_YOUR TASK_
The records below need retyping in full; give them again exactly.

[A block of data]
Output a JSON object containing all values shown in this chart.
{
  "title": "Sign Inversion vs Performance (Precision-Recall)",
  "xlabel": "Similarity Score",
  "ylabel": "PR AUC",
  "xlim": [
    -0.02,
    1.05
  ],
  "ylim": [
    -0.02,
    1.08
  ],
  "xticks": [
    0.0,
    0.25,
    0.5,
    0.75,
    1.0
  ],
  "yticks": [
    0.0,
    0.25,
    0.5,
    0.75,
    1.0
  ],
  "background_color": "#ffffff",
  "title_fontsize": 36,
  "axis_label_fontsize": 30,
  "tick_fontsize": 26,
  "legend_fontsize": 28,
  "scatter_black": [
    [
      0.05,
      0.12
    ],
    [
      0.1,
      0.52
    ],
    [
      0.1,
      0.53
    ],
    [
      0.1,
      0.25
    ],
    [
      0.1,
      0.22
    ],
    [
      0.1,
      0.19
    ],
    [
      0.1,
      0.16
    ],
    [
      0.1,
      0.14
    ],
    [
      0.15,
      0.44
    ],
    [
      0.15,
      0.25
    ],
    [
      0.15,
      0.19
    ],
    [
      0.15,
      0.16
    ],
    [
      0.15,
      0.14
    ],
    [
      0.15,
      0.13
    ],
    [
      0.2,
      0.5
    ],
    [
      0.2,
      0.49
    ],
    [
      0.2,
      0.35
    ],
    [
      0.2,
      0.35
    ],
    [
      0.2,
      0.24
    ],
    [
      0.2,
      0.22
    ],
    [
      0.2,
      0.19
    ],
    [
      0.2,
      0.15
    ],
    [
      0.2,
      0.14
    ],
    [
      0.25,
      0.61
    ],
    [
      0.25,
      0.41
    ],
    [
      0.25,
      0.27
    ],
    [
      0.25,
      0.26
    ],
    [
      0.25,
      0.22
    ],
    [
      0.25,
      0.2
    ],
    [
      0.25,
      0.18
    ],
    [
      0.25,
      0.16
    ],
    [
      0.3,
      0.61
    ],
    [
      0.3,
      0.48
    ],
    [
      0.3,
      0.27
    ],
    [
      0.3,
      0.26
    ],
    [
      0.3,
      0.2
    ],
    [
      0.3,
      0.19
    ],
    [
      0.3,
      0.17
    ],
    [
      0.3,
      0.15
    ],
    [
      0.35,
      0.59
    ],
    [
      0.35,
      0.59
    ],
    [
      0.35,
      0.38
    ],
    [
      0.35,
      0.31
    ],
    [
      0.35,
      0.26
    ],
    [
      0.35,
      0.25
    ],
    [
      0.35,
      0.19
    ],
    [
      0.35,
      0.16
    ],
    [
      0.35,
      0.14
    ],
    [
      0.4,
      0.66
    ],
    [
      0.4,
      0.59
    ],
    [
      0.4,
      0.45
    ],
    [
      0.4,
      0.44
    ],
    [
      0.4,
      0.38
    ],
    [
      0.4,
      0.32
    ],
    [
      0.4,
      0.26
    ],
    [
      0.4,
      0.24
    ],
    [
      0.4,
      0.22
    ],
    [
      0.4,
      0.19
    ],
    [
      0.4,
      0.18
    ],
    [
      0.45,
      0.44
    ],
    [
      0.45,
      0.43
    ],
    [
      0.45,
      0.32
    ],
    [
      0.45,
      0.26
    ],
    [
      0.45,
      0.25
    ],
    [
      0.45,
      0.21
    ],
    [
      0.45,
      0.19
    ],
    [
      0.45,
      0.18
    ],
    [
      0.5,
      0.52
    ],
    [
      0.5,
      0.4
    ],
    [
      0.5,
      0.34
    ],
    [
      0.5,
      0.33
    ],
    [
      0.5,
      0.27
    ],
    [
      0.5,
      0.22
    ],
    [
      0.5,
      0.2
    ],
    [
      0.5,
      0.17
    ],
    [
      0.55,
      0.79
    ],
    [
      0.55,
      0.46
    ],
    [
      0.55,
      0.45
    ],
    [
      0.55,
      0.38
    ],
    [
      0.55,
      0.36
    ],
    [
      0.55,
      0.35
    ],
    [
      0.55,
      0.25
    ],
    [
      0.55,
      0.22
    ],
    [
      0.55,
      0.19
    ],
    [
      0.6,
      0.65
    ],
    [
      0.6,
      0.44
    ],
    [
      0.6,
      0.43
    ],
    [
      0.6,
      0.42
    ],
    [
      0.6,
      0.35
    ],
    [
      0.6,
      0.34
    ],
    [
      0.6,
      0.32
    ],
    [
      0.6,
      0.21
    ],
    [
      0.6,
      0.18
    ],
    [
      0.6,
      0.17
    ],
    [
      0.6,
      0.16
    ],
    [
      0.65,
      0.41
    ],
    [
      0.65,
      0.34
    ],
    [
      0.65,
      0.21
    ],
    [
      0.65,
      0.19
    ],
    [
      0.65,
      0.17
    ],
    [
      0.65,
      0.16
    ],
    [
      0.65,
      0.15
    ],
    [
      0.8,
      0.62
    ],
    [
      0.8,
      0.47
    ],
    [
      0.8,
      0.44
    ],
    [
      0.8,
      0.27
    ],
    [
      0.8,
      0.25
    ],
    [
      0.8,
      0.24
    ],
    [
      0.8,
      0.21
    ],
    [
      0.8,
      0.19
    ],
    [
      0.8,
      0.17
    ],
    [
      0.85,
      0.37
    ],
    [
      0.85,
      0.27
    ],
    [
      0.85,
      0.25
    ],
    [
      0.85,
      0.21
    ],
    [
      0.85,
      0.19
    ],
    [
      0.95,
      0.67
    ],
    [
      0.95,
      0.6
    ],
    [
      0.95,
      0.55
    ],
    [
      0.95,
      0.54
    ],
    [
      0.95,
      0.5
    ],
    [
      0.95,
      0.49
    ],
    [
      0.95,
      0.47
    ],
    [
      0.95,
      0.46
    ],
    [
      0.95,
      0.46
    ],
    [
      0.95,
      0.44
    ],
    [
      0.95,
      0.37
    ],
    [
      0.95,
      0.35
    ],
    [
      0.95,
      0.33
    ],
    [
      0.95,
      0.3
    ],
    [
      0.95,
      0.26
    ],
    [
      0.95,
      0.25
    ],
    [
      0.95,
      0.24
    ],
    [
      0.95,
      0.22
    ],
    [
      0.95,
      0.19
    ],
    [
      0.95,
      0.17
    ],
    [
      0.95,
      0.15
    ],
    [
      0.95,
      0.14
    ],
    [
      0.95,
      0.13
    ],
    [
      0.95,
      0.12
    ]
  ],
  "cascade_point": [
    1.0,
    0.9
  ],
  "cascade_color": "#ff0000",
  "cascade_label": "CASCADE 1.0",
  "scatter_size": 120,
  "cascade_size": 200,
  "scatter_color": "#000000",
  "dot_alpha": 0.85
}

_SOLUTION FOR THIS TASK_
Output a JSON object containing all values shown in this chart.
{
  "title": "Sign Inversion vs Performance (Precision-Recall)",
  "xlabel": "Similarity Score",
  "ylabel": "PR AUC",
  "xlim": [
    -0.02,
    1.05
  ],
  "ylim": [
    -0.02,
    1.08
  ],
  "xticks": [
    0.0,
    0.25,
    0.5,
    0.75,
    1.0
  ],
  "yticks": [
    0.0,
    0.25,
    0.5,
    0.75,
    1.0
  ],
  "background_color": "#ffffff",
  "title_fontsize": 36,
  "axis_label_fontsize": 30,
  "tick_fontsize": 26,
  "legend_fontsize": 28,
  "scatter_black": [
    [
      0.05,
      0.12
    ],
    [
      0.1,
      0.52
    ],
    [
      0.1,
      0.53
    ],
    [
      0.1,
      0.25
    ],
    [
      0.1,
      0.22
    ],
    [
      0.1,
      0.19
    ],
    [
      0.1,
      0.16
    ],
    [
      0.1,
      0.14
    ],
    [
      0.15,
      0.44
    ],
    [
      0.15,
      0.25
    ],
    [
      0.15,
      0.19
    ],
    [
      0.15,
      0.16
    ],
    [
      0.15,
      0.14
    ],
    [
      0.15,
      0.13
    ],
    [
      0.2,
      0.5
    ],
    [
      0.2,
      0.49
    ],
    [
      0.2,
      0.35
    ],
    [
      0.2,
      0.35
    ],
    [
      0.2,
      0.24
    ],
    [
      0.2,
      0.22
    ],
    [
      0.2,
      0.19
    ],
    [
      0.2,
      0.15
    ],
    [
      0.2,
      0.14
    ],
    [
      0.25,
      0.61
    ],
    [
      0.25,
      0.41
    ],
    [
      0.25,
      0.27
    ],
    [
      0.25,
      0.26
    ],
    [
      0.25,
      0.22
    ],
    [
      0.25,
      0.2
    ],
    [
      0.25,
      0.18
    ],
    [
      0.25,
      0.16
    ],
    [
      0.3,
      0.61
    ],
    [
      0.3,
      0.48
    ],
    [
      0.3,
      0.27
    ],
    [
      0.3,
      0.26
    ],
    [
      0.3,
      0.2
    ],
    [
      0.3,
      0.19
    ],
    [
      0.3,
      0.17
    ],
    [
      0.3,
      0.15
    ],
    [
      0.35,
      0.59
    ],
    [
      0.35,
      0.59
    ],
    [
      0.35,
      0.38
    ],
    [
      0.35,
      0.31
    ],
    [
      0.35,
      0.26
    ],
    [
      0.35,
      0.25
    ],
    [
      0.35,
      0.19
    ],
    [
      0.35,
      0.16
    ],
    [
      0.35,
      0.14
    ],
    [
      0.4,
      0.66
    ],
    [
      0.4,
      0.59
    ],
    [
      0.4,
      0.45
    ],
    [
      0.4,
      0.44
    ],
    [
      0.4,
      0.38
    ],
    [
      0.4,
      0.32
    ],
    [
      0.4,
      0.26
    ],
    [
      0.4,
      0.24
    ],
    [
      0.4,
      0.22
    ],
    [
      0.4,
      0.19
    ],
    [
      0.4,
      0.18
    ],
    [
      0.45,
      0.44
    ],
    [
      0.45,
      0.43
    ],
    [
      0.45,
      0.32
    ],
    [
      0.45,
      0.26
    ],
    [
      0.45,
      0.25
    ],
    [
      0.45,
      0.21
    ],
    [
      0.45,
      0.19
    ],
    [
      0.45,
      0.18
    ],
    [
      0.5,
      0.52
    ],
    [
      0.5,
      0.4
    ],
    [
      0.5,
      0.34
    ],
    [
      0.5,
      0.33
    ],
    [
      0.5,
      0.27
    ],
    [
      0.5,
      0.22
    ],
    [
      0.5,
      0.2
    ],
    [
      0.5,
      0.17
    ],
    [
      0.55,
      0.79
    ],
    [
      0.55,
      0.46
    ],
    [
      0.55,
      0.45
    ],
    [
      0.55,
      0.38
    ],
    [
      0.55,
      0.36
    ],
    [
      0.55,
      0.35
    ],
    [
      0.55,
      0.25
    ],
    [
      0.55,
      0.22
    ],
    [
      0.55,
      0.19
    ],
    [
      0.6,
      0.65
    ],
    [
      0.6,
      0.44
    ],
    [
      0.6,
      0.43
    ],
    [
      0.6,
      0.42
    ],
    [
      0.6,
      0.35
    ],
    [
      0.6,
      0.34
    ],
    [
      0.6,
      0.32
    ],
    [
      0.6,
      0.21
    ],
    [
      0.6,
      0.18
    ],
    [
      0.6,
      0.17
    ],
    [
      0.6,
      0.16
    ],
    [
      0.65,
      0.41
    ],
    [
      0.65,
      0.34
    ],
    [
      0.65,
      0.21
    ],
    [
      0.65,
      0.19
    ],
    [
      0.65,
      0.17
    ],
    [
      0.65,
      0.16
    ],
    [
      0.65,
      0.15
    ],
    [
      0.8,
      0.62
    ],
    [
      0.8,
      0.47
    ],
    [
      0.8,
      0.44
    ],
    [
      0.8,
      0.27
    ],
    [
      0.8,
      0.25
    ],
    [
      0.8,
      0.24
    ],
    [
      0.8,
      0.21
    ],
    [
      0.8,
      0.19
    ],
    [
      0.8,
      0.17
    ],
    [
      0.85,
      0.37
    ],
    [
      0.85,
      0.27
    ],
    [
      0.85,
      0.25
    ],
    [
      0.85,
      0.21
    ],
    [
      0.85,
      0.19
    ],
    [
      0.95,
      0.67
    ],
    [
      0.95,
      0.6
    ],
    [
      0.95,
      0.55
    ],
    [
      0.95,
      0.54
    ],
    [
      0.95,
      0.5
    ],
    [
      0.95,
      0.49
    ],
    [
      0.95,
      0.47
    ],
    [
      0.95,
      0.46
    ],
    [
      0.95,
      0.46
    ],
    [
      0.95,
      0.44
    ],
    [
      0.95,
      0.37
    ],
    [
      0.95,
      0.35
    ],
    [
      0.95,
      0.33
    ],
    [
      0.95,
      0.3
    ],
    [
      0.95,
      0.26
    ],
    [
      0.95,
      0.25
    ],
    [
      0.95,
      0.24
    ],
    [
      0.95,
      0.22
    ],
    [
      0.95,
      0.19
    ],
    [
      0.95,
      0.17
    ],
    [
      0.95,
      0.15
    ],
    [
      0.95,
      0.14
    ],
    [
      0.95,
      0.13
    ],
    [
      0.95,
      0.12
    ]
  ],
  "cascade_point": [
    1.0,
    0.9
  ],
  "cascade_color": "#ff0000",
  "cascade_label": "CASCADE 1.0",
  "scatter_size": 120,
  "cascade_size": 200,
  "scatter_color": "#000000",
  "dot_alpha": 0.85
}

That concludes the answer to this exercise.